── Source material
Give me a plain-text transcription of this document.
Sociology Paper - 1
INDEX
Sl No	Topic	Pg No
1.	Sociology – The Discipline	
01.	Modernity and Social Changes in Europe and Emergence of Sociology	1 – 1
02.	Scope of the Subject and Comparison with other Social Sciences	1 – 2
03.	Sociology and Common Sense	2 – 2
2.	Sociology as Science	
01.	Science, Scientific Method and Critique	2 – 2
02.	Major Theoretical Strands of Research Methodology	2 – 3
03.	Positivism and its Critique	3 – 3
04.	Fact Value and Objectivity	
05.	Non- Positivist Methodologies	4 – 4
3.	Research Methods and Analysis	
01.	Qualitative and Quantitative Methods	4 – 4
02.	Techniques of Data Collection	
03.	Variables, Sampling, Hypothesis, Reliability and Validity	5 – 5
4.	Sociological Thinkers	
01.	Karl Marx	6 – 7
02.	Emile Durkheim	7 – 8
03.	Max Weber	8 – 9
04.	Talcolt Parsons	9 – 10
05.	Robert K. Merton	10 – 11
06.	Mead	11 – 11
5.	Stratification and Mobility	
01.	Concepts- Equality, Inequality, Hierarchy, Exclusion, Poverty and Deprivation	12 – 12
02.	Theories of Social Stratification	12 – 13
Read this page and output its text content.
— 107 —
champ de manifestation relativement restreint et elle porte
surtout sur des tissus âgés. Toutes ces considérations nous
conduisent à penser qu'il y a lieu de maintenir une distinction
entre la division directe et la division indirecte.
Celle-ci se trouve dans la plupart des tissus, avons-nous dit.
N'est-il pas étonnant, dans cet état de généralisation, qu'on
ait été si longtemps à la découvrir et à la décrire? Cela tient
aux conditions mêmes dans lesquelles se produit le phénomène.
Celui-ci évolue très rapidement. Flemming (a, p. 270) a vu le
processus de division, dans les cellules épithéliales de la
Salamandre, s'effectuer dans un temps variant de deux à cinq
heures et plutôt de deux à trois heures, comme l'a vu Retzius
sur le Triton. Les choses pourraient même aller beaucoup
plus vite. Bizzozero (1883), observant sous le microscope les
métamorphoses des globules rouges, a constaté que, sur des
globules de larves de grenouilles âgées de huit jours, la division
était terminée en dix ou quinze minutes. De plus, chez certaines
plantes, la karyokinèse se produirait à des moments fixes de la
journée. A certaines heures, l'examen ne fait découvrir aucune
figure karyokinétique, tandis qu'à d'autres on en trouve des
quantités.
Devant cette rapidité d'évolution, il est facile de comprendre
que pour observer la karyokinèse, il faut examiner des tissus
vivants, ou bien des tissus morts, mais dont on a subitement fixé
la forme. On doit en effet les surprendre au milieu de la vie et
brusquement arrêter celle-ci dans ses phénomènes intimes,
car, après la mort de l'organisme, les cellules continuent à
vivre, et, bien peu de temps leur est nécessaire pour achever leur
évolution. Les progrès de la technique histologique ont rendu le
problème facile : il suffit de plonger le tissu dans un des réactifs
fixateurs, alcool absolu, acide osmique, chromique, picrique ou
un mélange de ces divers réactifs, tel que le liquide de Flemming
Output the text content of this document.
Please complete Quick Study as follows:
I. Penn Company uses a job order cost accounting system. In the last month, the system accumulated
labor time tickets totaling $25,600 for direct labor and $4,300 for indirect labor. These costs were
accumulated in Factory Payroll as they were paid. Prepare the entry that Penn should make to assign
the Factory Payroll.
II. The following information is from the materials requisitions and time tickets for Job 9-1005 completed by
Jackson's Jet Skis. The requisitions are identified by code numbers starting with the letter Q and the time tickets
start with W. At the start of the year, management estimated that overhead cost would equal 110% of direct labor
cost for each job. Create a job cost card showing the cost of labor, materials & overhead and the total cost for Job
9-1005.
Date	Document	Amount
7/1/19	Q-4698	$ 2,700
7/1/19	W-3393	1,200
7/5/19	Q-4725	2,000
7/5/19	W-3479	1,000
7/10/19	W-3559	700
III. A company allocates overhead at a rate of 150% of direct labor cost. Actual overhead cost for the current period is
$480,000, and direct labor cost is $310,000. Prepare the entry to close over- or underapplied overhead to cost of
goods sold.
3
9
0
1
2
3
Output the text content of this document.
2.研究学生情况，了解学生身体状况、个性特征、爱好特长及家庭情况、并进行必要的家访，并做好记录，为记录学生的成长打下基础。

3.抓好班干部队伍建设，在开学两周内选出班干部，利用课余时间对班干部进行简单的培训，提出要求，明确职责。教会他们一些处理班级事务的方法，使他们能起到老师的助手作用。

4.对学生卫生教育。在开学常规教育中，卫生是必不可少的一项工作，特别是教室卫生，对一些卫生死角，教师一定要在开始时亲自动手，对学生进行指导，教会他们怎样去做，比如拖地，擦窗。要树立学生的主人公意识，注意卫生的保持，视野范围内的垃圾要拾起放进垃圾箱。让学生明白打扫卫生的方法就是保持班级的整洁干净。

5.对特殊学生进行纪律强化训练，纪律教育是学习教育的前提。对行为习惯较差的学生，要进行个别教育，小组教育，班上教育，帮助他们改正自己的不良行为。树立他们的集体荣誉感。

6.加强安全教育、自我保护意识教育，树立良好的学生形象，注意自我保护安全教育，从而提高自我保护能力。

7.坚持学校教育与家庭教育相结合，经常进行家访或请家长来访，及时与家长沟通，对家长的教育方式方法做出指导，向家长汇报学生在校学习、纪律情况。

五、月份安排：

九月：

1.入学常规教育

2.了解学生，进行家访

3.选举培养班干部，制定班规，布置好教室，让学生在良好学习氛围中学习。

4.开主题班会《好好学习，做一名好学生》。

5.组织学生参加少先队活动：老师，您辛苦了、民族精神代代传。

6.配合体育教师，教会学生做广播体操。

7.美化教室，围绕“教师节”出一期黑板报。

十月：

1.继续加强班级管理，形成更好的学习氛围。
────
:: Task to complete ::
Type out the full listing again, exactly as given.

:: Output below ::
Give me a plain-text transcription of this document.
Sociology Paper - 1
INDEX
Sl No	Topic	Pg No
1.	Sociology – The Discipline	
01.	Modernity and Social Changes in Europe and Emergence of Sociology	1 – 1
02.	Scope of the Subject and Comparison with other Social Sciences	1 – 2
03.	Sociology and Common Sense	2 – 2
2.	Sociology as Science	
01.	Science, Scientific Method and Critique	2 – 2
02.	Major Theoretical Strands of Research Methodology	2 – 3
03.	Positivism and its Critique	3 – 3
04.	Fact Value and Objectivity	
05.	Non- Positivist Methodologies	4 – 4
3.	Research Methods and Analysis	
01.	Qualitative and Quantitative Methods	4 – 4
02.	Techniques of Data Collection	
03.	Variables, Sampling, Hypothesis, Reliability and Validity	5 – 5
4.	Sociological Thinkers	
01.	Karl Marx	6 – 7
02.	Emile Durkheim	7 – 8
03.	Max Weber	8 – 9
04.	Talcolt Parsons	9 – 10
05.	Robert K. Merton	10 – 11
06.	Mead	11 – 11
5.	Stratification and Mobility	
01.	Concepts- Equality, Inequality, Hierarchy, Exclusion, Poverty and Deprivation	12 – 12
02.	Theories of Social Stratification	12 – 13
Read this page and output its text content.
— 107 —
champ de manifestation relativement restreint et elle porte
surtout sur des tissus âgés. Toutes ces considérations nous
conduisent à penser qu'il y a lieu de maintenir une distinction
entre la division directe et la division indirecte.
Celle-ci se trouve dans la plupart des tissus, avons-nous dit.
N'est-il pas étonnant, dans cet état de généralisation, qu'on
ait été si longtemps à la découvrir et à la décrire? Cela tient
aux conditions mêmes dans lesquelles se produit le phénomène.
Celui-ci évolue très rapidement. Flemming (a, p. 270) a vu le
processus de division, dans les cellules épithéliales de la
Salamandre, s'effectuer dans un temps variant de deux à cinq
heures et plutôt de deux à trois heures, comme l'a vu Retzius
sur le Triton. Les choses pourraient même aller beaucoup
plus vite. Bizzozero (1883), observant sous le microscope les
métamorphoses des globules rouges, a constaté que, sur des
globules de larves de grenouilles âgées de huit jours, la division
était terminée en dix ou quinze minutes. De plus, chez certaines
plantes, la karyokinèse se produirait à des moments fixes de la
journée. A certaines heures, l'examen ne fait découvrir aucune
figure karyokinétique, tandis qu'à d'autres on en trouve des
quantités.
Devant cette rapidité d'évolution, il est facile de comprendre
que pour observer la karyokinèse, il faut examiner des tissus
vivants, ou bien des tissus morts, mais dont on a subitement fixé
la forme. On doit en effet les surprendre au milieu de la vie et
brusquement arrêter celle-ci dans ses phénomènes intimes,
car, après la mort de l'organisme, les cellules continuent à
vivre, et, bien peu de temps leur est nécessaire pour achever leur
évolution. Les progrès de la technique histologique ont rendu le
problème facile : il suffit de plonger le tissu dans un des réactifs
fixateurs, alcool absolu, acide osmique, chromique, picrique ou
un mélange de ces divers réactifs, tel que le liquide de Flemming
Output the text content of this document.
Please complete Quick Study as follows:
I. Penn Company uses a job order cost accounting system. In the last month, the system accumulated
labor time tickets totaling $25,600 for direct labor and $4,300 for indirect labor. These costs were
accumulated in Factory Payroll as they were paid. Prepare the entry that Penn should make to assign
the Factory Payroll.
II. The following information is from the materials requisitions and time tickets for Job 9-1005 completed by
Jackson's Jet Skis. The requisitions are identified by code numbers starting with the letter Q and the time tickets
start with W. At the start of the year, management estimated that overhead cost would equal 110% of direct labor
cost for each job. Create a job cost card showing the cost of labor, materials & overhead and the total cost for Job
9-1005.
Date	Document	Amount
7/1/19	Q-4698	$ 2,700
7/1/19	W-3393	1,200
7/5/19	Q-4725	2,000
7/5/19	W-3479	1,000
7/10/19	W-3559	700
III. A company allocates overhead at a rate of 150% of direct labor cost. Actual overhead cost for the current period is
$480,000, and direct labor cost is $310,000. Prepare the entry to close over- or underapplied overhead to cost of
goods sold.
3
9
0
1
2
3
Output the text content of this document.
2.研究学生情况，了解学生身体状况、个性特征、爱好特长及家庭情况、并进行必要的家访，并做好记录，为记录学生的成长打下基础。

3.抓好班干部队伍建设，在开学两周内选出班干部，利用课余时间对班干部进行简单的培训，提出要求，明确职责。教会他们一些处理班级事务的方法，使他们能起到老师的助手作用。

4.对学生卫生教育。在开学常规教育中，卫生是必不可少的一项工作，特别是教室卫生，对一些卫生死角，教师一定要在开始时亲自动手，对学生进行指导，教会他们怎样去做，比如拖地，擦窗。要树立学生的主人公意识，注意卫生的保持，视野范围内的垃圾要拾起放进垃圾箱。让学生明白打扫卫生的方法就是保持班级的整洁干净。

5.对特殊学生进行纪律强化训练，纪律教育是学习教育的前提。对行为习惯较差的学生，要进行个别教育，小组教育，班上教育，帮助他们改正自己的不良行为。树立他们的集体荣誉感。

6.加强安全教育、自我保护意识教育，树立良好的学生形象，注意自我保护安全教育，从而提高自我保护能力。

7.坚持学校教育与家庭教育相结合，经常进行家访或请家长来访，及时与家长沟通，对家长的教育方式方法做出指导，向家长汇报学生在校学习、纪律情况。

五、月份安排：

九月：

1.入学常规教育

2.了解学生，进行家访

3.选举培养班干部，制定班规，布置好教室，让学生在良好学习氛围中学习。

4.开主题班会《好好学习，做一名好学生》。

5.组织学生参加少先队活动：老师，您辛苦了、民族精神代代传。

6.配合体育教师，教会学生做广播体操。

7.美化教室，围绕“教师节”出一期黑板报。

十月：

1.继续加强班级管理，形成更好的学习氛围。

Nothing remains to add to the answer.